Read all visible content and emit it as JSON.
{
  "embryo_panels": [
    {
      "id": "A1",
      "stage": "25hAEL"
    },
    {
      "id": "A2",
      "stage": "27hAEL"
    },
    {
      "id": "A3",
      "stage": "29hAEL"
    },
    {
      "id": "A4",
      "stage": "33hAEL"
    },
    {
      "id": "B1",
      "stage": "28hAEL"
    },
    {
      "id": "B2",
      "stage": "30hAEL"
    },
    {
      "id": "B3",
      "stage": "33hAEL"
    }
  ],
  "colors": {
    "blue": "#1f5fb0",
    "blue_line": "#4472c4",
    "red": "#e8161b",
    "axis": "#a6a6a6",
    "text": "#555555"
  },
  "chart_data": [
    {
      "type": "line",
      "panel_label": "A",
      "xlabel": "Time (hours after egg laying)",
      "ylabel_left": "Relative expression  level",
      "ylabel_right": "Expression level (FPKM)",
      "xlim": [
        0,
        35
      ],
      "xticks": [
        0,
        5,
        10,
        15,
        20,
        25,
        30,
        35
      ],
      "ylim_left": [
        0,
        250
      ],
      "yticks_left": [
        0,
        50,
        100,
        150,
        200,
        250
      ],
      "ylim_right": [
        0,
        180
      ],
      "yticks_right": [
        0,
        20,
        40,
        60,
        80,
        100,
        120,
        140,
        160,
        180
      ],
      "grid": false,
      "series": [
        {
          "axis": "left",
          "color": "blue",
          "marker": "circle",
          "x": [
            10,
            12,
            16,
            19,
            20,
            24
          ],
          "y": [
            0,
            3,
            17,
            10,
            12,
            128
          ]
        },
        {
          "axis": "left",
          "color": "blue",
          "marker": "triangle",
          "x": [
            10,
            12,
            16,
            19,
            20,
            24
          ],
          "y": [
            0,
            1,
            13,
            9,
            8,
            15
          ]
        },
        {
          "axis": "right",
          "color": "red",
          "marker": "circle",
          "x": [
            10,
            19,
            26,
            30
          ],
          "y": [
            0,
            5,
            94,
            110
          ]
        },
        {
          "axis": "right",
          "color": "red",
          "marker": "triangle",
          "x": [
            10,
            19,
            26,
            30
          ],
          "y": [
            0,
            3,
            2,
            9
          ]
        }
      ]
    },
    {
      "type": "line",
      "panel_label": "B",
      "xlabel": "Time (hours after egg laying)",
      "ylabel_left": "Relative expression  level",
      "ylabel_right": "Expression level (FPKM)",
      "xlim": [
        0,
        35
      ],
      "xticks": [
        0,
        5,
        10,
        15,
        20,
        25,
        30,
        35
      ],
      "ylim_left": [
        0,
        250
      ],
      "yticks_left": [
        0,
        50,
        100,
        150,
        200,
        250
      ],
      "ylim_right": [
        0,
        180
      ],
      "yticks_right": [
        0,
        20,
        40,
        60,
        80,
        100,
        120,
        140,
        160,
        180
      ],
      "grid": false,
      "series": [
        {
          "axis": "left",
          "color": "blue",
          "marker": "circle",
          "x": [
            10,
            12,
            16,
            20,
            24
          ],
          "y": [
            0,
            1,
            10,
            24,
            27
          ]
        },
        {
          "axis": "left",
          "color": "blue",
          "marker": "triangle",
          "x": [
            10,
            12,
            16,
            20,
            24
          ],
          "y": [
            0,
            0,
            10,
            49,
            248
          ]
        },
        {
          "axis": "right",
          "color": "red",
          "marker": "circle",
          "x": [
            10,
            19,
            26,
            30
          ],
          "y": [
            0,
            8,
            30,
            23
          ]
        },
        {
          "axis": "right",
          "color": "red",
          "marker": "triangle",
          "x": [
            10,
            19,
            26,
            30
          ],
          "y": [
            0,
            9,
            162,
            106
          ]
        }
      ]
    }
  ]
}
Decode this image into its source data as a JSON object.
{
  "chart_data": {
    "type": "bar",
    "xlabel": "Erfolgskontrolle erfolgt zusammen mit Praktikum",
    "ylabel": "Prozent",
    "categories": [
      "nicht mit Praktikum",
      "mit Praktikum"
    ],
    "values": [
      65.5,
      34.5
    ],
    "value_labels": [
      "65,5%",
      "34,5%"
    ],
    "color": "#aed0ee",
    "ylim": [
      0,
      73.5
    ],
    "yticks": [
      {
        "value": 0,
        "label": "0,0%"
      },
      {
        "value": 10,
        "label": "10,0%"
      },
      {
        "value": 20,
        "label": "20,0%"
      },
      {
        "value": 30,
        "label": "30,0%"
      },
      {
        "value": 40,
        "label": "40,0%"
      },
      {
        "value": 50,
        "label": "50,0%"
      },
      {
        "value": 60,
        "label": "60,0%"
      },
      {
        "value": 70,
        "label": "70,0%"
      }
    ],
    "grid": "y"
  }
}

::::::::::

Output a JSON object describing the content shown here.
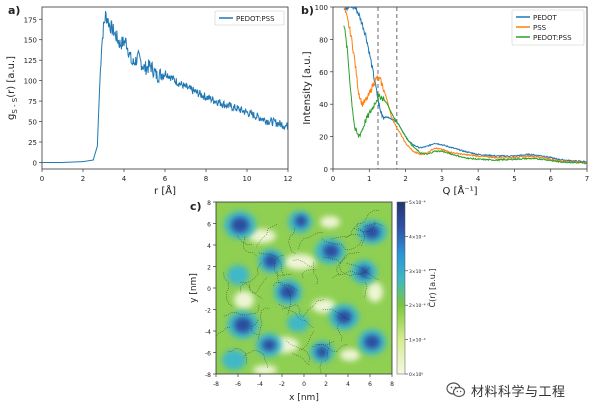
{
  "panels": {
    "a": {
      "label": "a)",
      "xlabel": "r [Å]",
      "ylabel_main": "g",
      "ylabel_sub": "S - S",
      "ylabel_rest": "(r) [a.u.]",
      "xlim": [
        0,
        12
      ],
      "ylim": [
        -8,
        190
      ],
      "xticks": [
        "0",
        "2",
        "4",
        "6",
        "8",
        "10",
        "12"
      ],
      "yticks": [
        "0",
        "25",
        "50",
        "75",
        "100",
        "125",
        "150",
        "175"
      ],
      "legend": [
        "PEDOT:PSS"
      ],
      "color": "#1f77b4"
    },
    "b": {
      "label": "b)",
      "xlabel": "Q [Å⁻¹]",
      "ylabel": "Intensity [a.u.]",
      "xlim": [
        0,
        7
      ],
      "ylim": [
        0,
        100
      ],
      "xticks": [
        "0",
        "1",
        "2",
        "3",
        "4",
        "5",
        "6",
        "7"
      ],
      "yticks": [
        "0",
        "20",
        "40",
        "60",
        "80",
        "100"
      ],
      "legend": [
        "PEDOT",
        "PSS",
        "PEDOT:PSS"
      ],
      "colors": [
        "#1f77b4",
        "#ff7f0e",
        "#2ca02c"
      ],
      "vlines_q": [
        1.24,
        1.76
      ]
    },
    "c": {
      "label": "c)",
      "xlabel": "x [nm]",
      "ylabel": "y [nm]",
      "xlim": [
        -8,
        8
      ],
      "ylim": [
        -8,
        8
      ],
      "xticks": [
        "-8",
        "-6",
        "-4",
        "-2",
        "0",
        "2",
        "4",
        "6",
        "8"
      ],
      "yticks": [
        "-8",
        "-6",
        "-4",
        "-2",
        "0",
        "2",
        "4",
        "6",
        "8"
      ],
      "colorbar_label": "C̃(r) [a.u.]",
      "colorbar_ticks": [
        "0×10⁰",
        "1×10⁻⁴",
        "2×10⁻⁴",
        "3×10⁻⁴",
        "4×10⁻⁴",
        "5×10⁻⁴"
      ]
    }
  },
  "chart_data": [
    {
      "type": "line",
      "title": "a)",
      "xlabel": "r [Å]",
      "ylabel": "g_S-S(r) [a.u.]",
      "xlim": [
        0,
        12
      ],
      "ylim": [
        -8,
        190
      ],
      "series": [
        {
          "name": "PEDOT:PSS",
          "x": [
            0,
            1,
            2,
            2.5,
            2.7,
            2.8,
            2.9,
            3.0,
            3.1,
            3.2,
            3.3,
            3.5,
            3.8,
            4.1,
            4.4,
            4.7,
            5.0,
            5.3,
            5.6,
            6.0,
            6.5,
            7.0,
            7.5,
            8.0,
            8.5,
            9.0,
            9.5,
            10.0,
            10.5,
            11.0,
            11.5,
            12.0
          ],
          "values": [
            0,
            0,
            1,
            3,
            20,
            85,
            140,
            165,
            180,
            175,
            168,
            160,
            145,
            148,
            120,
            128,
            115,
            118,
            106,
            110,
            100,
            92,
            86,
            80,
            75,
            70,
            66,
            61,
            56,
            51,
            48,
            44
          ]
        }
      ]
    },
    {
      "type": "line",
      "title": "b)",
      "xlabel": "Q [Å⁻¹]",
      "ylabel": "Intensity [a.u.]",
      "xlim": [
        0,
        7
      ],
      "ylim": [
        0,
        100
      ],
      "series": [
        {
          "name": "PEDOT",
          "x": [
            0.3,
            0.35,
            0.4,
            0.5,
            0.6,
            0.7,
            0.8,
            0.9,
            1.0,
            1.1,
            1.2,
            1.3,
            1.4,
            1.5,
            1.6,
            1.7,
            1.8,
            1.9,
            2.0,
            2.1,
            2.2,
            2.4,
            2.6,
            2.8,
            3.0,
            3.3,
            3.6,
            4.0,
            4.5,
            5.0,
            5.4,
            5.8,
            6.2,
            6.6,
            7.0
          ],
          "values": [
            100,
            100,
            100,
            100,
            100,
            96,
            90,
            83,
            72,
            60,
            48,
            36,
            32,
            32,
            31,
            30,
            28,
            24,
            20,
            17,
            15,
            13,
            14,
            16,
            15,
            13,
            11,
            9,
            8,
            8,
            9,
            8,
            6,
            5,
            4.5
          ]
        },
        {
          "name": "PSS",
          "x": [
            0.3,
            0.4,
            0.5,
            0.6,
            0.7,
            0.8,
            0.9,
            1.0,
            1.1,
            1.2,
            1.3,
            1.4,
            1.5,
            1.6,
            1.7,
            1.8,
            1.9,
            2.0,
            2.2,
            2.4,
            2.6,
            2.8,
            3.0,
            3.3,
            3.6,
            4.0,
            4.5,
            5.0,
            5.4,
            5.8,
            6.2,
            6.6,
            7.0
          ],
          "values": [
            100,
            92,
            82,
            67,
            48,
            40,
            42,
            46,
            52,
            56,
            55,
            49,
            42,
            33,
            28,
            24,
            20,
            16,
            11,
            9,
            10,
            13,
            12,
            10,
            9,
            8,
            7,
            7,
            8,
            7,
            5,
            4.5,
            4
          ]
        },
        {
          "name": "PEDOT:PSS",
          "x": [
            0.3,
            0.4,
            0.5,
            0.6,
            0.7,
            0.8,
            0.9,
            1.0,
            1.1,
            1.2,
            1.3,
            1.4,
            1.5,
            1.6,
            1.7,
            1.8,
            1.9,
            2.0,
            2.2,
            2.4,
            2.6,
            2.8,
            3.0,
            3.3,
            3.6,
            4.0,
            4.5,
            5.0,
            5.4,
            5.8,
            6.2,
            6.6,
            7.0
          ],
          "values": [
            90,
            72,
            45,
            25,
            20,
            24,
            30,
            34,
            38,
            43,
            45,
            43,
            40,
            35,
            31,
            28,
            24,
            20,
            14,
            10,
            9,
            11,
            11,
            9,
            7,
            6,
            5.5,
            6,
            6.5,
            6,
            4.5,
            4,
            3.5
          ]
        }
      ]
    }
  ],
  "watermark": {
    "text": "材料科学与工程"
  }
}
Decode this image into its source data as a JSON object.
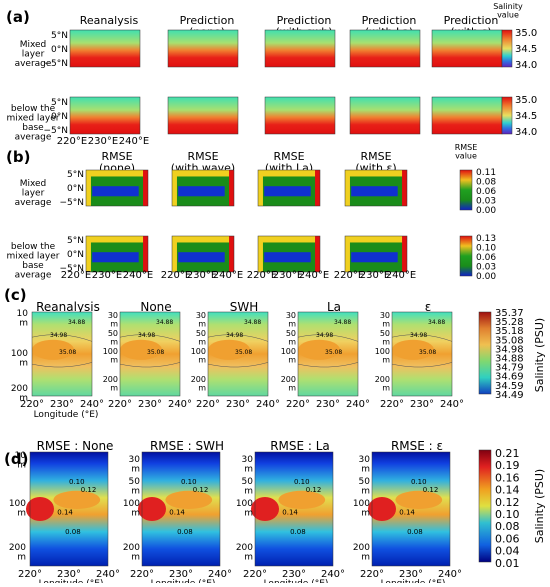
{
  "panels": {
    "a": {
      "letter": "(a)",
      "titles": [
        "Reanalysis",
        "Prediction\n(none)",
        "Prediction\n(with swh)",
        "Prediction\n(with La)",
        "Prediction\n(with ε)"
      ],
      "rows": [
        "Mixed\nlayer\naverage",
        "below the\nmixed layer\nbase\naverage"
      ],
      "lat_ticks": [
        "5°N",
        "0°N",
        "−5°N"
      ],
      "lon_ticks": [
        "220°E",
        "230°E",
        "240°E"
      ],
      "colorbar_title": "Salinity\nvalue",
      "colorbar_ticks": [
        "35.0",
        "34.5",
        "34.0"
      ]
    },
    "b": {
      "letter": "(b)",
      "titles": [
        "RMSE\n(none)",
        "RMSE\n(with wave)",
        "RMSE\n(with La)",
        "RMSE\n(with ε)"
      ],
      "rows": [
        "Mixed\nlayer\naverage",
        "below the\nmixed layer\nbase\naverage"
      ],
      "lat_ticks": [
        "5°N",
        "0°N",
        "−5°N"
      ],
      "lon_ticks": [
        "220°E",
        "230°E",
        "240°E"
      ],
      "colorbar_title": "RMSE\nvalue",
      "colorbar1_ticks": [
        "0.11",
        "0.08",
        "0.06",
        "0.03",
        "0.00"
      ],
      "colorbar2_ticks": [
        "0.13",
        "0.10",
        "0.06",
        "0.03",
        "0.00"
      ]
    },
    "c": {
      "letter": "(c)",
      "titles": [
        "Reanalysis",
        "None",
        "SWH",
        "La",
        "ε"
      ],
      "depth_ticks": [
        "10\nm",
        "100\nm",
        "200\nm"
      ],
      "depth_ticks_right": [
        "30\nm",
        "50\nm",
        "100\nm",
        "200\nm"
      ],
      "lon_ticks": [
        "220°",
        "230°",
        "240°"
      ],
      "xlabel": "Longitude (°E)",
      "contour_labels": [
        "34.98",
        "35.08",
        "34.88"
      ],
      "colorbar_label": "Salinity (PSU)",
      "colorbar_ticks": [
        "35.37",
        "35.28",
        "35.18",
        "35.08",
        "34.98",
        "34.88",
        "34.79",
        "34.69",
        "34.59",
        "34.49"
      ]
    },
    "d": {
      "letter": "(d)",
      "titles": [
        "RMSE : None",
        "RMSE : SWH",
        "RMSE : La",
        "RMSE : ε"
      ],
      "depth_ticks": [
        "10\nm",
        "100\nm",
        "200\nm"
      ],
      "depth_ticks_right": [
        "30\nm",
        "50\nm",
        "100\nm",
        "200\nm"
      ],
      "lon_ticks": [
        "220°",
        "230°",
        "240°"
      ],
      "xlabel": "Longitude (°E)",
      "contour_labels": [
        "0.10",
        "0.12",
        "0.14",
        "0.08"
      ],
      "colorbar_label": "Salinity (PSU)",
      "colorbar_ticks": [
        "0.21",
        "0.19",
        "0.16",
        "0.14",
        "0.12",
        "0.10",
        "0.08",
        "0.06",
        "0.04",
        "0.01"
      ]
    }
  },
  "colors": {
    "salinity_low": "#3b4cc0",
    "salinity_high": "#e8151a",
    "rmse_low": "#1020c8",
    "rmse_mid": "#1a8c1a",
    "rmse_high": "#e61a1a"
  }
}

::::::::::

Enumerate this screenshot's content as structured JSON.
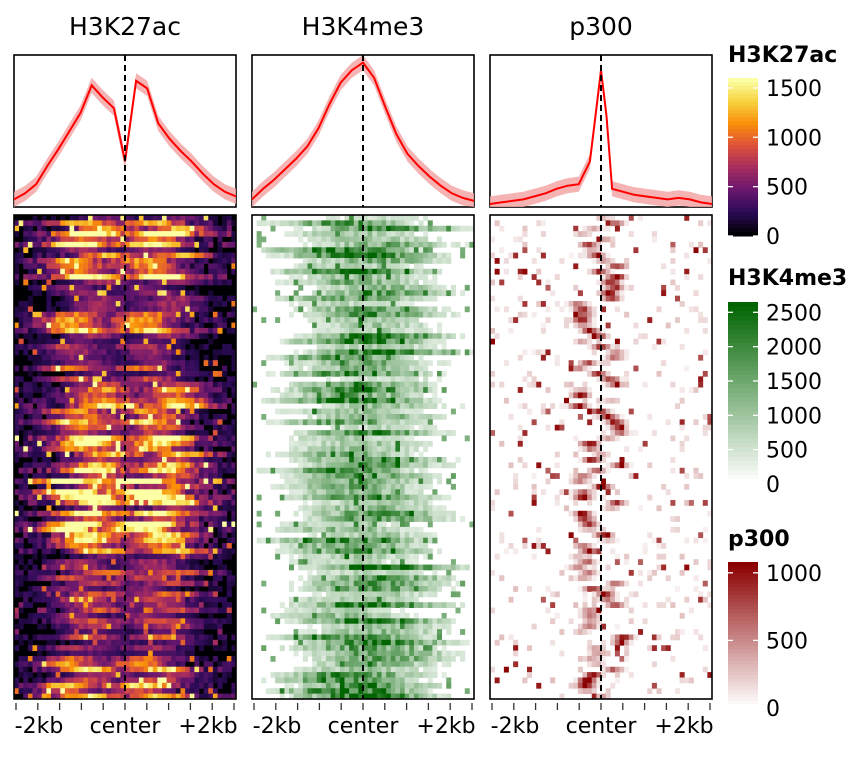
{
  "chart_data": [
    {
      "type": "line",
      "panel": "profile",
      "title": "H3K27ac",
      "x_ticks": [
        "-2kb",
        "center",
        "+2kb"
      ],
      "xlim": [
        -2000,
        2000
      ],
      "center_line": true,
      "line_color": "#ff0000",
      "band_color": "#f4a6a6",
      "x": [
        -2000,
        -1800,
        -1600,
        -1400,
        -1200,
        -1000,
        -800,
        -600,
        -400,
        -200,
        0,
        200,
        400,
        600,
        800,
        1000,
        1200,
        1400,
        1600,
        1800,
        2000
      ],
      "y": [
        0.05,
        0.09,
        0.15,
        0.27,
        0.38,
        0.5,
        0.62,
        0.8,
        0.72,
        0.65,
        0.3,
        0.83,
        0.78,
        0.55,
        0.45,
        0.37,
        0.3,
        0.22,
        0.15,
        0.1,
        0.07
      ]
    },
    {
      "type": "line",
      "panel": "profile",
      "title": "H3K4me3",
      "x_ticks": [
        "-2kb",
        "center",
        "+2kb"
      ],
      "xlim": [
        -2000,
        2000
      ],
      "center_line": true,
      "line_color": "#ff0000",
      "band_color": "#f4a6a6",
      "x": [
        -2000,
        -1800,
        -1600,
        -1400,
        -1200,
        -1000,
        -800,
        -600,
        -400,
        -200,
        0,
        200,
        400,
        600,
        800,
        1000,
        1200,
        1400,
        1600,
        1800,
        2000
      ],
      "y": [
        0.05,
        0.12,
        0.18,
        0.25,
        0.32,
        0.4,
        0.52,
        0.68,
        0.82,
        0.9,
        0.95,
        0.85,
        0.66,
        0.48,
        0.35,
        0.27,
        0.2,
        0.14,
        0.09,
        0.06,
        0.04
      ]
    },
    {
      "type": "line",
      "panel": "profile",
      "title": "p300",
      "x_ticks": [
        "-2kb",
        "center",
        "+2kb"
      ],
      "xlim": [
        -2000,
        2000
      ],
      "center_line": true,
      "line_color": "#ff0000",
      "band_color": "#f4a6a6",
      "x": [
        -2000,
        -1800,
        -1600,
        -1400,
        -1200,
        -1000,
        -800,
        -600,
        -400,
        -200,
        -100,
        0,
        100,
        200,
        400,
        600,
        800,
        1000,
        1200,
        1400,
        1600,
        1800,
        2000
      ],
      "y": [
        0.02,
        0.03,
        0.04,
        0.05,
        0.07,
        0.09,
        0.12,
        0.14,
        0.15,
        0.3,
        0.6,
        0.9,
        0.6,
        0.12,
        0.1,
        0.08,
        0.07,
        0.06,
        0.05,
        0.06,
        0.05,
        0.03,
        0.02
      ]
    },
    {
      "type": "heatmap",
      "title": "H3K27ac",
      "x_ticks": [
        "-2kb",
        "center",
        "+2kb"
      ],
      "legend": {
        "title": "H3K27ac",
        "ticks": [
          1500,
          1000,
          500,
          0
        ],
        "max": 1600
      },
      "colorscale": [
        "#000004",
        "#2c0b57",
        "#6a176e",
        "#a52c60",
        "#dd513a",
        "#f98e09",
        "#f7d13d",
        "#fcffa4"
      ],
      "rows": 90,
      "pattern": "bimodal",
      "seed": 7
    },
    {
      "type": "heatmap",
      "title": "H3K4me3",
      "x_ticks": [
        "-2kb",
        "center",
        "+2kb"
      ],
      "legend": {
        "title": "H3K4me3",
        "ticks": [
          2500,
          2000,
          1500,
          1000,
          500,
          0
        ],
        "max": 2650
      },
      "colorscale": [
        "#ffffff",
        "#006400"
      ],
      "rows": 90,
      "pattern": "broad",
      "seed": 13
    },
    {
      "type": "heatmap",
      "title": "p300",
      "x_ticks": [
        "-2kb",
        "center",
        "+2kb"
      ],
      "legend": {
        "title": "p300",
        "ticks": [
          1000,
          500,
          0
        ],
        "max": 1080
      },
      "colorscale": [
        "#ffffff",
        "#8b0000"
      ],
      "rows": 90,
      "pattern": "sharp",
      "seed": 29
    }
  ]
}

::::::::::

• _Task to complete_
Find the lines that include the string "pattern", then copy each of them.

• _Exercise response_
      "pattern": "bimodal",
      "pattern": "broad",
      "pattern": "sharp",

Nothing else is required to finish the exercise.